__What you will do__
Give back each entry unchanged, minus pictures.

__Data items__
┌────────

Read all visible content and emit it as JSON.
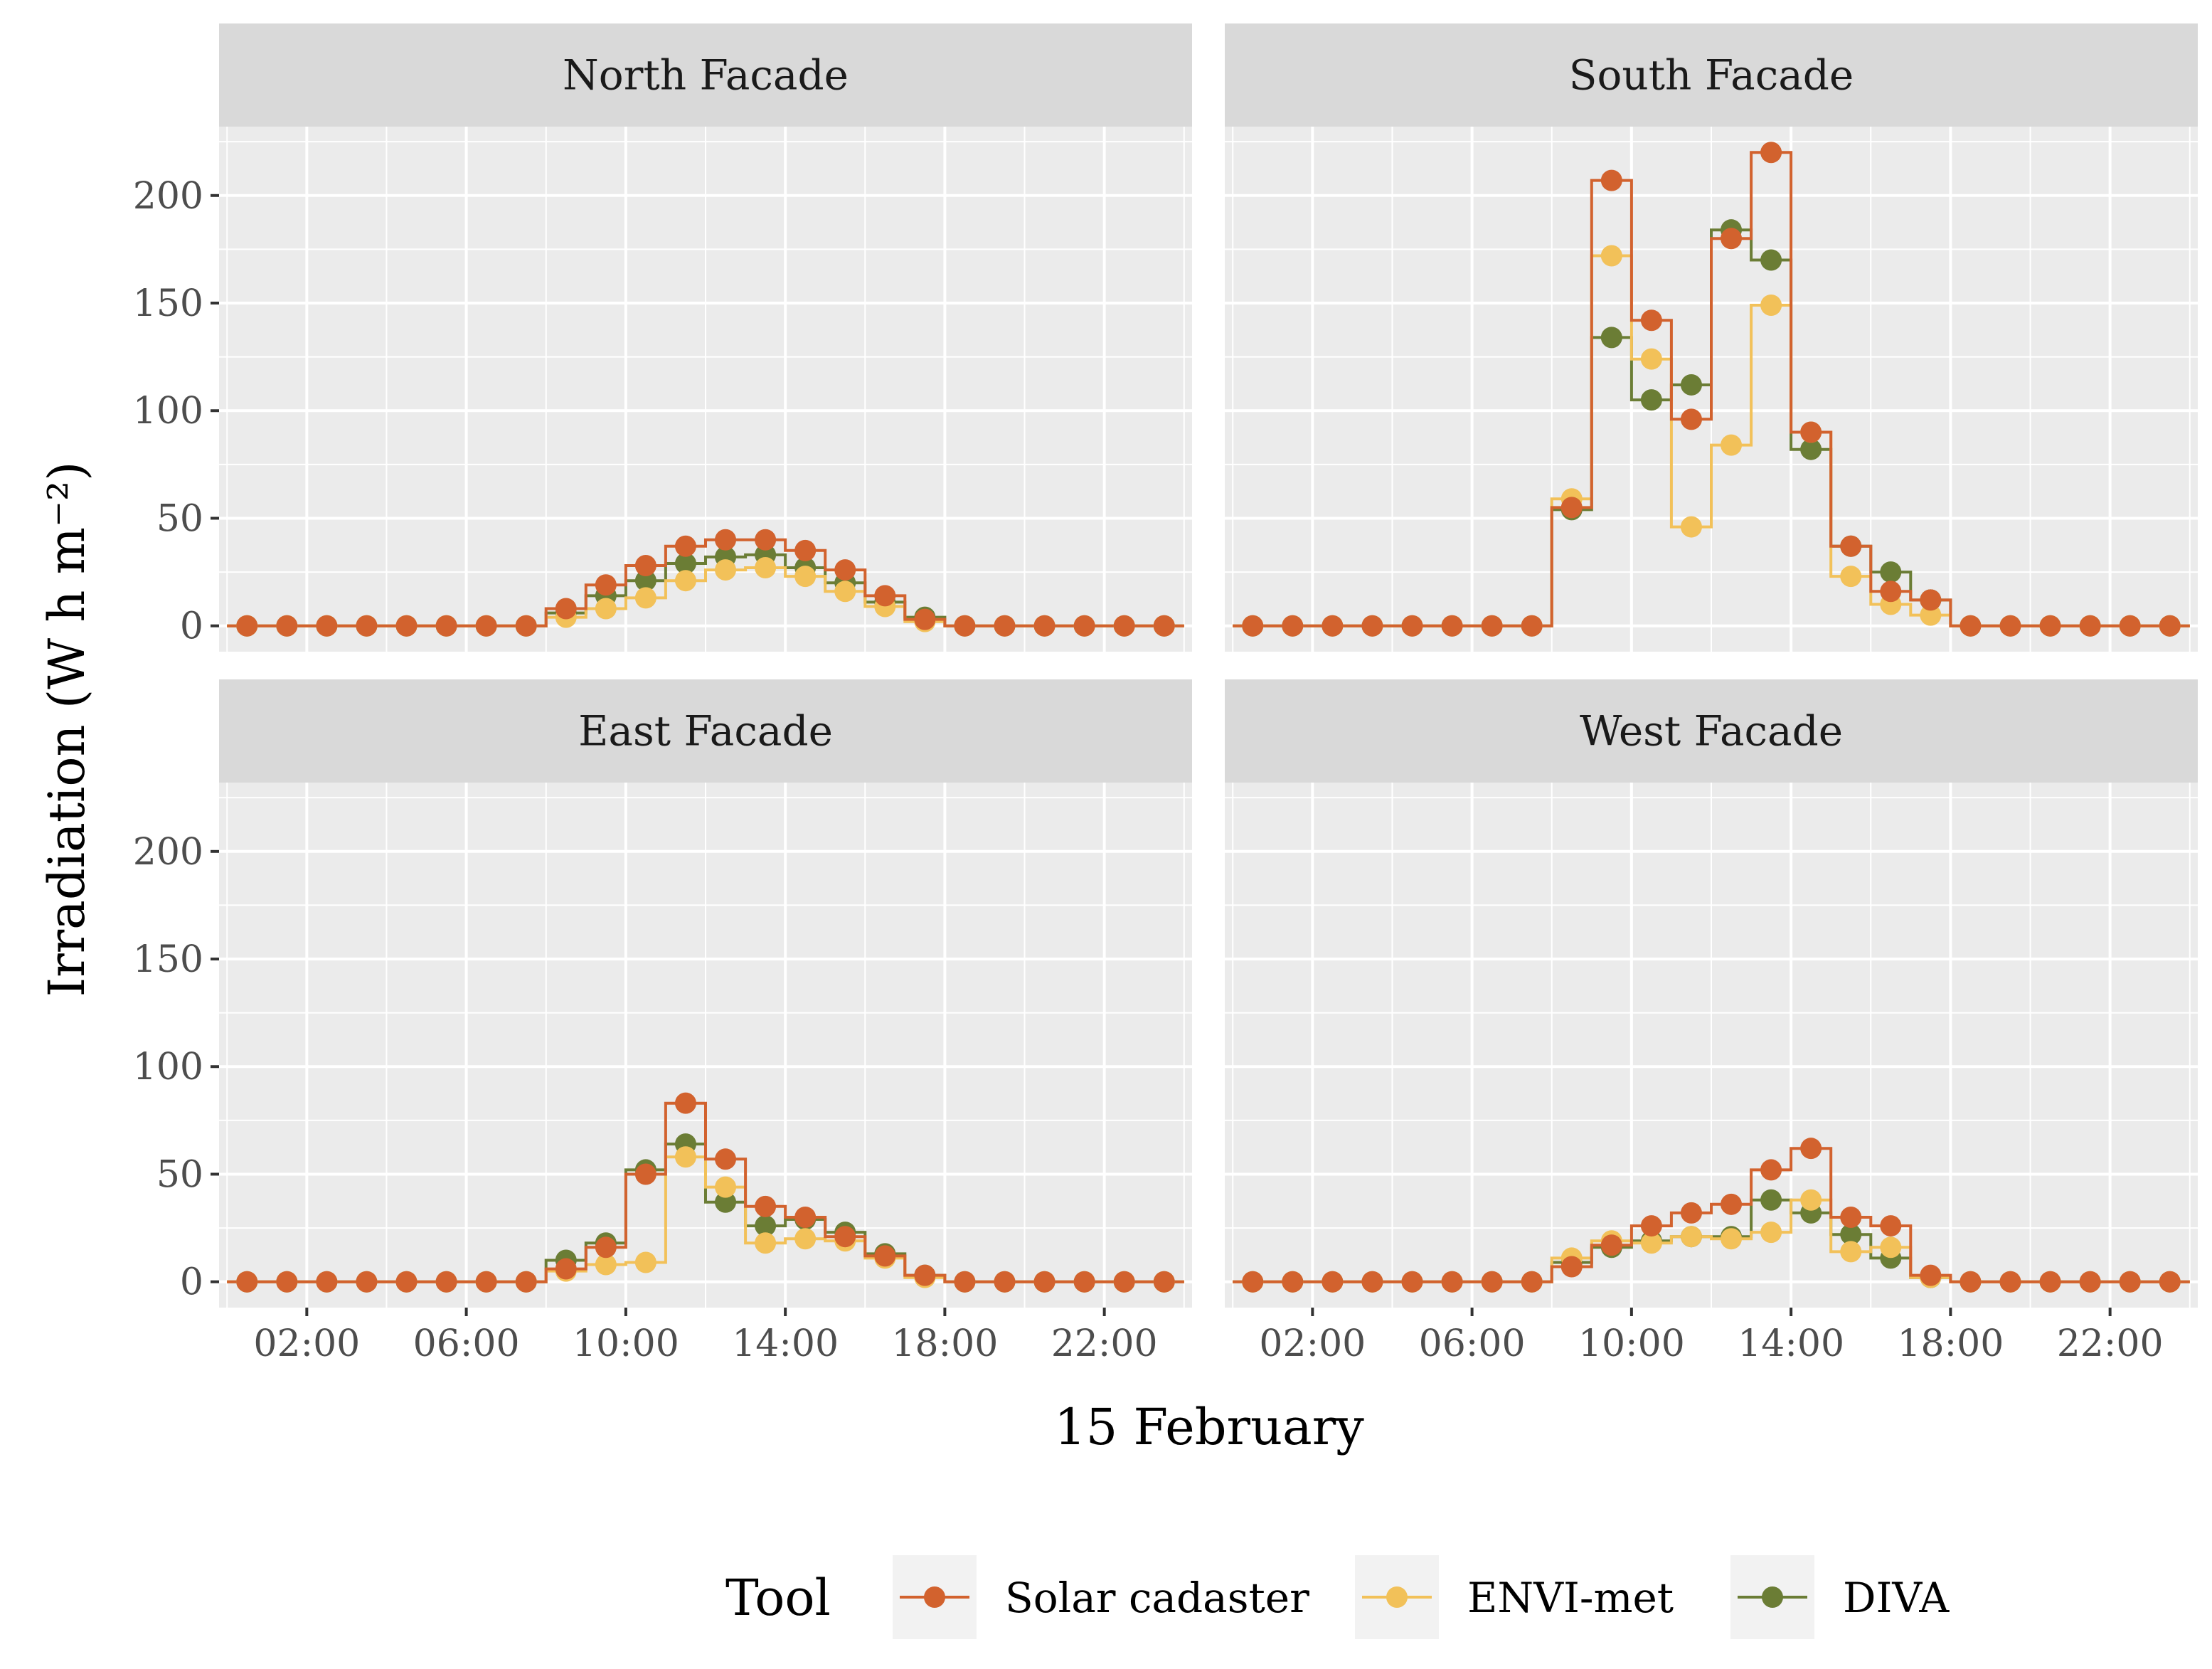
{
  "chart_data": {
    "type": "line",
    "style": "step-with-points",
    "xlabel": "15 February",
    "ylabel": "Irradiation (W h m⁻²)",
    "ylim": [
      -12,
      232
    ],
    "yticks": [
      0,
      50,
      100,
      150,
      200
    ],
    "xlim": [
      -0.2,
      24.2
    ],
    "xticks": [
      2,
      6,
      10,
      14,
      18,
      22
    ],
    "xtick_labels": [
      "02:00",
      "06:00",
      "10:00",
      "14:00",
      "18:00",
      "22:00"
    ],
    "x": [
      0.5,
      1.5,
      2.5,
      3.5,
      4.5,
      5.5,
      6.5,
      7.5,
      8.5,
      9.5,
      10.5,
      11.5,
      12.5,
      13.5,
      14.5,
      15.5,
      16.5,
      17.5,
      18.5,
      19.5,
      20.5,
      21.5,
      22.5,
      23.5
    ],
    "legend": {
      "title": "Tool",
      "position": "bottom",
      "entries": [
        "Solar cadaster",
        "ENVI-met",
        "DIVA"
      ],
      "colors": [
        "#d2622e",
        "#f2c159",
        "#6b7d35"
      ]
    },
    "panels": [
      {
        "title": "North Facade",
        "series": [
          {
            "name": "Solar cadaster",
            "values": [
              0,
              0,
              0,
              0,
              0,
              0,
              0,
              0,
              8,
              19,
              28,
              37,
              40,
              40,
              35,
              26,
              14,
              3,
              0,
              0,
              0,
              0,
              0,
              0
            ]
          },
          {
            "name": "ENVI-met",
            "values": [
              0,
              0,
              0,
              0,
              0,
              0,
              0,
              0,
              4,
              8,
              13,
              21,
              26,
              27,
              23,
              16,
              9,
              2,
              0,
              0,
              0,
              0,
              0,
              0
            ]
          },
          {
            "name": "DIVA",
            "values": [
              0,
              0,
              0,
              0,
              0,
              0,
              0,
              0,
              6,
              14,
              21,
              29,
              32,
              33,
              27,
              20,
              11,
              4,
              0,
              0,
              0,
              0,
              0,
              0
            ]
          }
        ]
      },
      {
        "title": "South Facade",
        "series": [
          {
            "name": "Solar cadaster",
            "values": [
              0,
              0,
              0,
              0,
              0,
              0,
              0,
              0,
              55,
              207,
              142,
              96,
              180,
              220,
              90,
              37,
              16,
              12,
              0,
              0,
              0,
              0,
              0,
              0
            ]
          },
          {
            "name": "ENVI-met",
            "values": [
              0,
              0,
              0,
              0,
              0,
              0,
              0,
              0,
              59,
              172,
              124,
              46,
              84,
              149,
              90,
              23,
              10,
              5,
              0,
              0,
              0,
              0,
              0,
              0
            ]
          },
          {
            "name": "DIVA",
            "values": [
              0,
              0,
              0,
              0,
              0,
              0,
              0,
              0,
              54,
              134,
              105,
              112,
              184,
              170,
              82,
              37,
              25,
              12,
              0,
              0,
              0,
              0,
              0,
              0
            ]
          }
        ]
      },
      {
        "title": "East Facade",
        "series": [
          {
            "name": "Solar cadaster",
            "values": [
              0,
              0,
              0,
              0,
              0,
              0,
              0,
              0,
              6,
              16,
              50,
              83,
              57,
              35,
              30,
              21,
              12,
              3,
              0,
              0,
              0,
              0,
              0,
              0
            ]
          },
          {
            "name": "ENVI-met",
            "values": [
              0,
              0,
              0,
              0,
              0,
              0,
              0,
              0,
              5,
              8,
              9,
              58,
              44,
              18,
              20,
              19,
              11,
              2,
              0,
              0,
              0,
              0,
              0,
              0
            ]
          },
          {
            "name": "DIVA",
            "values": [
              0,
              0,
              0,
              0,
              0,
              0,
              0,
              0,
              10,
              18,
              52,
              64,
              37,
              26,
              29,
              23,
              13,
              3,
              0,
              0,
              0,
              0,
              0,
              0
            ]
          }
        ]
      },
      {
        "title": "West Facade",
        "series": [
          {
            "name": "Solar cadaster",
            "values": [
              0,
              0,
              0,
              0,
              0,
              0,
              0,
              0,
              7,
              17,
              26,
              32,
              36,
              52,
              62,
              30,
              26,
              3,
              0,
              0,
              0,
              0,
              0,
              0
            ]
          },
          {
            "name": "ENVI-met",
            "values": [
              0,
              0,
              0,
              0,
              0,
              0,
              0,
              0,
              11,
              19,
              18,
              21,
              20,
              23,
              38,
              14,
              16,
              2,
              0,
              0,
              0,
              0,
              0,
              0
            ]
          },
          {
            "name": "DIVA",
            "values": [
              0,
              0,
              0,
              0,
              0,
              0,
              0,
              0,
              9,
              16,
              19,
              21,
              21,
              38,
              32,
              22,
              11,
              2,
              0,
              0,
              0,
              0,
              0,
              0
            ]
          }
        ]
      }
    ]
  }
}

└────────

__Final result__
Read all visible content and emit it as JSON.
{
  "chart_data": {
    "type": "line",
    "style": "step-with-points",
    "xlabel": "15 February",
    "ylabel": "Irradiation (W h m⁻²)",
    "ylim": [
      -12,
      232
    ],
    "yticks": [
      0,
      50,
      100,
      150,
      200
    ],
    "xlim": [
      -0.2,
      24.2
    ],
    "xticks": [
      2,
      6,
      10,
      14,
      18,
      22
    ],
    "xtick_labels": [
      "02:00",
      "06:00",
      "10:00",
      "14:00",
      "18:00",
      "22:00"
    ],
    "x": [
      0.5,
      1.5,
      2.5,
      3.5,
      4.5,
      5.5,
      6.5,
      7.5,
      8.5,
      9.5,
      10.5,
      11.5,
      12.5,
      13.5,
      14.5,
      15.5,
      16.5,
      17.5,
      18.5,
      19.5,
      20.5,
      21.5,
      22.5,
      23.5
    ],
    "legend": {
      "title": "Tool",
      "position": "bottom",
      "entries": [
        "Solar cadaster",
        "ENVI-met",
        "DIVA"
      ],
      "colors": [
        "#d2622e",
        "#f2c159",
        "#6b7d35"
      ]
    },
    "panels": [
      {
        "title": "North Facade",
        "series": [
          {
            "name": "Solar cadaster",
            "values": [
              0,
              0,
              0,
              0,
              0,
              0,
              0,
              0,
              8,
              19,
              28,
              37,
              40,
              40,
              35,
              26,
              14,
              3,
              0,
              0,
              0,
              0,
              0,
              0
            ]
          },
          {
            "name": "ENVI-met",
            "values": [
              0,
              0,
              0,
              0,
              0,
              0,
              0,
              0,
              4,
              8,
              13,
              21,
              26,
              27,
              23,
              16,
              9,
              2,
              0,
              0,
              0,
              0,
              0,
              0
            ]
          },
          {
            "name": "DIVA",
            "values": [
              0,
              0,
              0,
              0,
              0,
              0,
              0,
              0,
              6,
              14,
              21,
              29,
              32,
              33,
              27,
              20,
              11,
              4,
              0,
              0,
              0,
              0,
              0,
              0
            ]
          }
        ]
      },
      {
        "title": "South Facade",
        "series": [
          {
            "name": "Solar cadaster",
            "values": [
              0,
              0,
              0,
              0,
              0,
              0,
              0,
              0,
              55,
              207,
              142,
              96,
              180,
              220,
              90,
              37,
              16,
              12,
              0,
              0,
              0,
              0,
              0,
              0
            ]
          },
          {
            "name": "ENVI-met",
            "values": [
              0,
              0,
              0,
              0,
              0,
              0,
              0,
              0,
              59,
              172,
              124,
              46,
              84,
              149,
              90,
              23,
              10,
              5,
              0,
              0,
              0,
              0,
              0,
              0
            ]
          },
          {
            "name": "DIVA",
            "values": [
              0,
              0,
              0,
              0,
              0,
              0,
              0,
              0,
              54,
              134,
              105,
              112,
              184,
              170,
              82,
              37,
              25,
              12,
              0,
              0,
              0,
              0,
              0,
              0
            ]
          }
        ]
      },
      {
        "title": "East Facade",
        "series": [
          {
            "name": "Solar cadaster",
            "values": [
              0,
              0,
              0,
              0,
              0,
              0,
              0,
              0,
              6,
              16,
              50,
              83,
              57,
              35,
              30,
              21,
              12,
              3,
              0,
              0,
              0,
              0,
              0,
              0
            ]
          },
          {
            "name": "ENVI-met",
            "values": [
              0,
              0,
              0,
              0,
              0,
              0,
              0,
              0,
              5,
              8,
              9,
              58,
              44,
              18,
              20,
              19,
              11,
              2,
              0,
              0,
              0,
              0,
              0,
              0
            ]
          },
          {
            "name": "DIVA",
            "values": [
              0,
              0,
              0,
              0,
              0,
              0,
              0,
              0,
              10,
              18,
              52,
              64,
              37,
              26,
              29,
              23,
              13,
              3,
              0,
              0,
              0,
              0,
              0,
              0
            ]
          }
        ]
      },
      {
        "title": "West Facade",
        "series": [
          {
            "name": "Solar cadaster",
            "values": [
              0,
              0,
              0,
              0,
              0,
              0,
              0,
              0,
              7,
              17,
              26,
              32,
              36,
              52,
              62,
              30,
              26,
              3,
              0,
              0,
              0,
              0,
              0,
              0
            ]
          },
          {
            "name": "ENVI-met",
            "values": [
              0,
              0,
              0,
              0,
              0,
              0,
              0,
              0,
              11,
              19,
              18,
              21,
              20,
              23,
              38,
              14,
              16,
              2,
              0,
              0,
              0,
              0,
              0,
              0
            ]
          },
          {
            "name": "DIVA",
            "values": [
              0,
              0,
              0,
              0,
              0,
              0,
              0,
              0,
              9,
              16,
              19,
              21,
              21,
              38,
              32,
              22,
              11,
              2,
              0,
              0,
              0,
              0,
              0,
              0
            ]
          }
        ]
      }
    ]
  }
}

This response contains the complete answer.